━━ DATA SECTION
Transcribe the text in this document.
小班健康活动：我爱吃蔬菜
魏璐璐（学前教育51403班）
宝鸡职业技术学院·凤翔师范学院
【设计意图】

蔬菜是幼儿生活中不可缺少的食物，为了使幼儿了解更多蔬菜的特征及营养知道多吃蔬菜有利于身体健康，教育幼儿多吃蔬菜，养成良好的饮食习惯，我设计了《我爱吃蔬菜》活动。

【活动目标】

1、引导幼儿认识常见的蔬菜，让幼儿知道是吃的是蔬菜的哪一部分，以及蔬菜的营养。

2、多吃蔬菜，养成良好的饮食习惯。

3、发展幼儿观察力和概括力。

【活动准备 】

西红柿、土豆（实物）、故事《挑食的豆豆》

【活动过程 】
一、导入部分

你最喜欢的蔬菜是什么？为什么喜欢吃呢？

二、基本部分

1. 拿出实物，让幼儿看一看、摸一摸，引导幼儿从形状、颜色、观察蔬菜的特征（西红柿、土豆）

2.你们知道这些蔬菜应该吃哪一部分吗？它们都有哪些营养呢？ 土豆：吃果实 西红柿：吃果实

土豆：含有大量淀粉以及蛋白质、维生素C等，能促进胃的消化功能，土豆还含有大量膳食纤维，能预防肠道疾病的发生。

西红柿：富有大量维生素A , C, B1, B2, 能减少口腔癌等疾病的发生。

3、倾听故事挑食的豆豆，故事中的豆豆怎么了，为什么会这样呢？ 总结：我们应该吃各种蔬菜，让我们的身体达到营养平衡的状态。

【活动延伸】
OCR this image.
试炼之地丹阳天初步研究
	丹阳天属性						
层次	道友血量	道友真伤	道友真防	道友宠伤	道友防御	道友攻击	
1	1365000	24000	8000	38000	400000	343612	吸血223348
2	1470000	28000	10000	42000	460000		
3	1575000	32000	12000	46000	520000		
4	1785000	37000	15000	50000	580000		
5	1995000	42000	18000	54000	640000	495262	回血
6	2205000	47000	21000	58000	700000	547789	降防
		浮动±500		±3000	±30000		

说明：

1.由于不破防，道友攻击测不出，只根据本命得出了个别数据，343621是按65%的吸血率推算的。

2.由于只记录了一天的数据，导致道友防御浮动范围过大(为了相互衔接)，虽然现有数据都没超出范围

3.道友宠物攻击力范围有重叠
━━━━
WHAT TO PRODUCE: Set down all of the records shown above once more, exactly.

WRITTEN ANSWER:
Transcribe the text in this document.
小班健康活动：我爱吃蔬菜
魏璐璐（学前教育51403班）
宝鸡职业技术学院·凤翔师范学院
【设计意图】

蔬菜是幼儿生活中不可缺少的食物，为了使幼儿了解更多蔬菜的特征及营养知道多吃蔬菜有利于身体健康，教育幼儿多吃蔬菜，养成良好的饮食习惯，我设计了《我爱吃蔬菜》活动。

【活动目标】

1、引导幼儿认识常见的蔬菜，让幼儿知道是吃的是蔬菜的哪一部分，以及蔬菜的营养。

2、多吃蔬菜，养成良好的饮食习惯。

3、发展幼儿观察力和概括力。

【活动准备 】

西红柿、土豆（实物）、故事《挑食的豆豆》

【活动过程 】
一、导入部分

你最喜欢的蔬菜是什么？为什么喜欢吃呢？

二、基本部分

1. 拿出实物，让幼儿看一看、摸一摸，引导幼儿从形状、颜色、观察蔬菜的特征（西红柿、土豆）

2.你们知道这些蔬菜应该吃哪一部分吗？它们都有哪些营养呢？ 土豆：吃果实 西红柿：吃果实

土豆：含有大量淀粉以及蛋白质、维生素C等，能促进胃的消化功能，土豆还含有大量膳食纤维，能预防肠道疾病的发生。

西红柿：富有大量维生素A , C, B1, B2, 能减少口腔癌等疾病的发生。

3、倾听故事挑食的豆豆，故事中的豆豆怎么了，为什么会这样呢？ 总结：我们应该吃各种蔬菜，让我们的身体达到营养平衡的状态。

【活动延伸】
OCR this image.
试炼之地丹阳天初步研究
	丹阳天属性						
层次	道友血量	道友真伤	道友真防	道友宠伤	道友防御	道友攻击	
1	1365000	24000	8000	38000	400000	343612	吸血223348
2	1470000	28000	10000	42000	460000		
3	1575000	32000	12000	46000	520000		
4	1785000	37000	15000	50000	580000		
5	1995000	42000	18000	54000	640000	495262	回血
6	2205000	47000	21000	58000	700000	547789	降防
		浮动±500		±3000	±30000		

说明：

1.由于不破防，道友攻击测不出，只根据本命得出了个别数据，343621是按65%的吸血率推算的。

2.由于只记录了一天的数据，导致道友防御浮动范围过大(为了相互衔接)，虽然现有数据都没超出范围

3.道友宠物攻击力范围有重叠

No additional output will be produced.